Records from a data collection
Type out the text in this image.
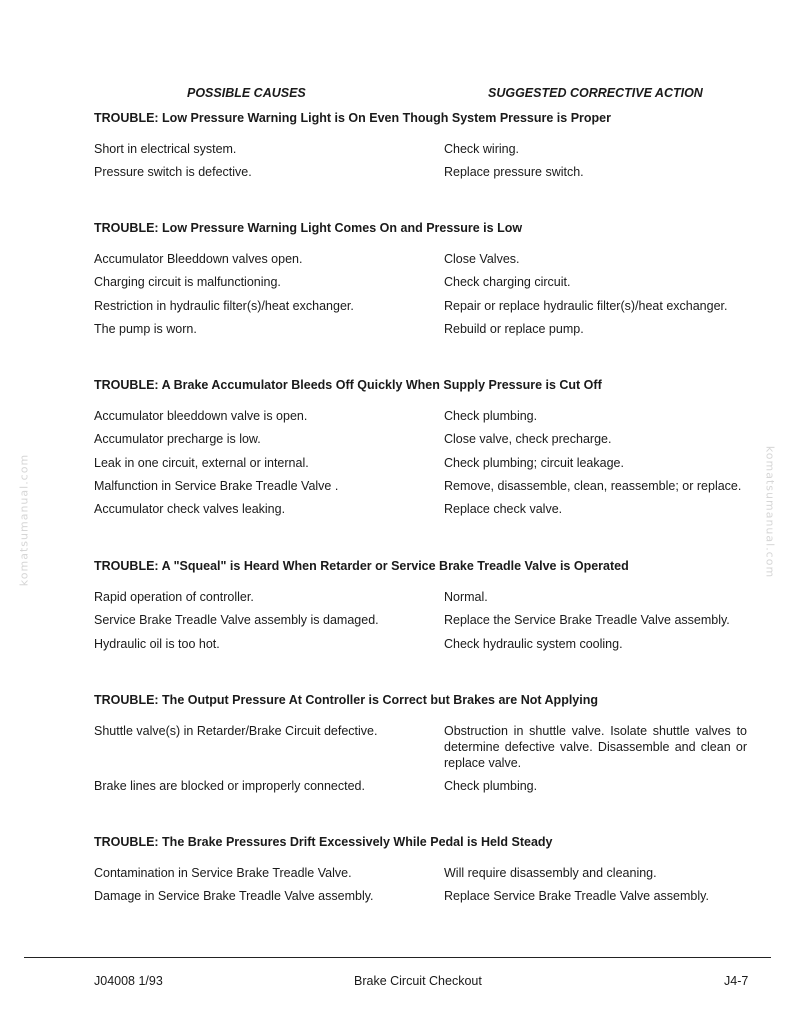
POSSIBLE CAUSES	SUGGESTED CORRECTIVE ACTION
TROUBLE: Low Pressure Warning Light is On Even Though System Pressure is Proper
Short in electrical system.	Check wiring.
Pressure switch is defective.	Replace pressure switch.
TROUBLE: Low Pressure Warning Light Comes On and Pressure is Low
Accumulator Bleeddown valves open.	Close Valves.
Charging circuit is malfunctioning.	Check charging circuit.
Restriction in hydraulic filter(s)/heat exchanger.	Repair or replace hydraulic filter(s)/heat exchanger.
The pump is worn.	Rebuild or replace pump.
TROUBLE: A Brake Accumulator Bleeds Off Quickly When Supply Pressure is Cut Off
Accumulator bleeddown valve is open.	Check plumbing.
Accumulator precharge is low.	Close valve, check precharge.
Leak in one circuit, external or internal.	Check plumbing; circuit leakage.
Malfunction in Service Brake Treadle Valve .	Remove, disassemble, clean, reassemble; or replace.
Accumulator check valves leaking.	Replace check valve.
TROUBLE: A "Squeal" is Heard When Retarder or Service Brake Treadle Valve is Operated
Rapid operation of controller.	Normal.
Service Brake Treadle Valve assembly is damaged.	Replace the Service Brake Treadle Valve assembly.
Hydraulic oil is too hot.	Check hydraulic system cooling.
TROUBLE: The Output Pressure At Controller is Correct but Brakes are Not Applying
Shuttle valve(s) in Retarder/Brake Circuit defective.	Obstruction in shuttle valve. Isolate shuttle valves to determine defective valve. Disassemble and clean or replace valve.
Brake lines are blocked or improperly connected.	Check plumbing.
TROUBLE: The Brake Pressures Drift Excessively While Pedal is Held Steady
Contamination in Service Brake Treadle Valve.	Will require disassembly and cleaning.
Damage in Service Brake Treadle Valve assembly.	Replace Service Brake Treadle Valve assembly.
komatsumanual.com	komatsumanual.com
J04008 1/93	Brake Circuit Checkout	J4-7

Problem requirements: Ignore the images and quote every line of the listing exactly.

Answer to this exercise:
Type out the text in this image.
POSSIBLE CAUSES	SUGGESTED CORRECTIVE ACTION
TROUBLE: Low Pressure Warning Light is On Even Though System Pressure is Proper
Short in electrical system.	Check wiring.
Pressure switch is defective.	Replace pressure switch.
TROUBLE: Low Pressure Warning Light Comes On and Pressure is Low
Accumulator Bleeddown valves open.	Close Valves.
Charging circuit is malfunctioning.	Check charging circuit.
Restriction in hydraulic filter(s)/heat exchanger.	Repair or replace hydraulic filter(s)/heat exchanger.
The pump is worn.	Rebuild or replace pump.
TROUBLE: A Brake Accumulator Bleeds Off Quickly When Supply Pressure is Cut Off
Accumulator bleeddown valve is open.	Check plumbing.
Accumulator precharge is low.	Close valve, check precharge.
Leak in one circuit, external or internal.	Check plumbing; circuit leakage.
Malfunction in Service Brake Treadle Valve .	Remove, disassemble, clean, reassemble; or replace.
Accumulator check valves leaking.	Replace check valve.
TROUBLE: A "Squeal" is Heard When Retarder or Service Brake Treadle Valve is Operated
Rapid operation of controller.	Normal.
Service Brake Treadle Valve assembly is damaged.	Replace the Service Brake Treadle Valve assembly.
Hydraulic oil is too hot.	Check hydraulic system cooling.
TROUBLE: The Output Pressure At Controller is Correct but Brakes are Not Applying
Shuttle valve(s) in Retarder/Brake Circuit defective.	Obstruction in shuttle valve. Isolate shuttle valves to determine defective valve. Disassemble and clean or replace valve.
Brake lines are blocked or improperly connected.	Check plumbing.
TROUBLE: The Brake Pressures Drift Excessively While Pedal is Held Steady
Contamination in Service Brake Treadle Valve.	Will require disassembly and cleaning.
Damage in Service Brake Treadle Valve assembly.	Replace Service Brake Treadle Valve assembly.
komatsumanual.com	komatsumanual.com
J04008 1/93	Brake Circuit Checkout	J4-7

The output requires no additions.